-- START OF Exercise materials --
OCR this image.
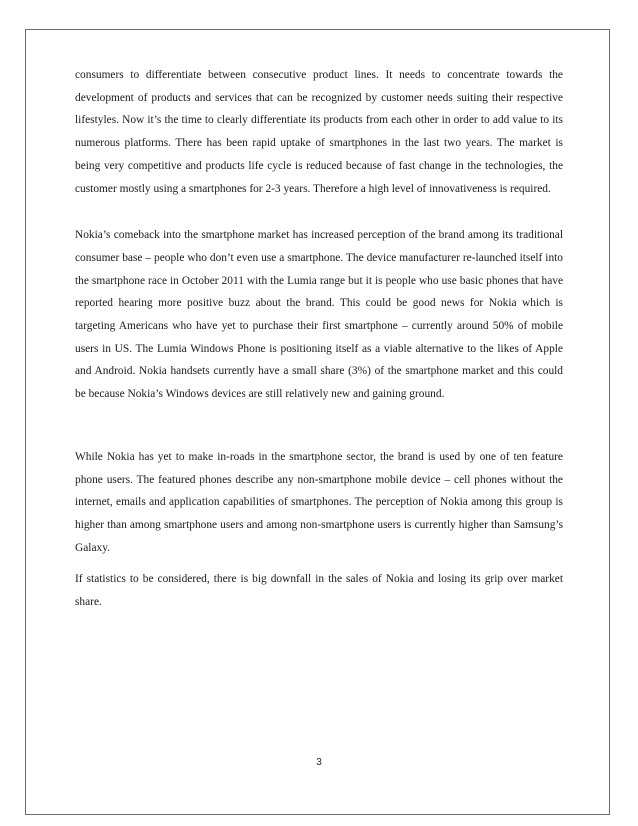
consumers to differentiate between consecutive product lines. It needs to concentrate towards the development of products and services that can be recognized by customer needs suiting their respective lifestyles. Now it’s the time to clearly differentiate its products from each other in order to add value to its numerous platforms. There has been rapid uptake of smartphones in the last two years. The market is being very competitive and products life cycle is reduced because of fast change in the technologies, the customer mostly using a smartphones for 2-3 years. Therefore a high level of innovativeness is required.

Nokia’s comeback into the smartphone market has increased perception of the brand among its traditional consumer base – people who don’t even use a smartphone. The device manufacturer re-launched itself into the smartphone race in October 2011 with the Lumia range but it is people who use basic phones that have reported hearing more positive buzz about the brand. This could be good news for Nokia which is targeting Americans who have yet to purchase their first smartphone – currently around 50% of mobile users in US. The Lumia Windows Phone is positioning itself as a viable alternative to the likes of Apple and Android. Nokia handsets currently have a small share (3%) of the smartphone market and this could be because Nokia’s Windows devices are still relatively new and gaining ground.

While Nokia has yet to make in-roads in the smartphone sector, the brand is used by one of ten feature phone users. The featured phones describe any non-smartphone mobile device – cell phones without the internet, emails and application capabilities of smartphones. The perception of Nokia among this group is higher than among smartphone users and among non-smartphone users is currently higher than Samsung’s Galaxy.

If statistics to be considered, there is big downfall in the sales of Nokia and losing its grip over market share.

3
-- END OF Exercise materials --
→ Job: Exclude every picture and copy the remaining data exactly.

→ Worked solution:
OCR this image.
consumers to differentiate between consecutive product lines. It needs to concentrate towards the development of products and services that can be recognized by customer needs suiting their respective lifestyles. Now it’s the time to clearly differentiate its products from each other in order to add value to its numerous platforms. There has been rapid uptake of smartphones in the last two years. The market is being very competitive and products life cycle is reduced because of fast change in the technologies, the customer mostly using a smartphones for 2-3 years. Therefore a high level of innovativeness is required.

Nokia’s comeback into the smartphone market has increased perception of the brand among its traditional consumer base – people who don’t even use a smartphone. The device manufacturer re-launched itself into the smartphone race in October 2011 with the Lumia range but it is people who use basic phones that have reported hearing more positive buzz about the brand. This could be good news for Nokia which is targeting Americans who have yet to purchase their first smartphone – currently around 50% of mobile users in US. The Lumia Windows Phone is positioning itself as a viable alternative to the likes of Apple and Android. Nokia handsets currently have a small share (3%) of the smartphone market and this could be because Nokia’s Windows devices are still relatively new and gaining ground.

While Nokia has yet to make in-roads in the smartphone sector, the brand is used by one of ten feature phone users. The featured phones describe any non-smartphone mobile device – cell phones without the internet, emails and application capabilities of smartphones. The perception of Nokia among this group is higher than among smartphone users and among non-smartphone users is currently higher than Samsung’s Galaxy.

If statistics to be considered, there is big downfall in the sales of Nokia and losing its grip over market share.

3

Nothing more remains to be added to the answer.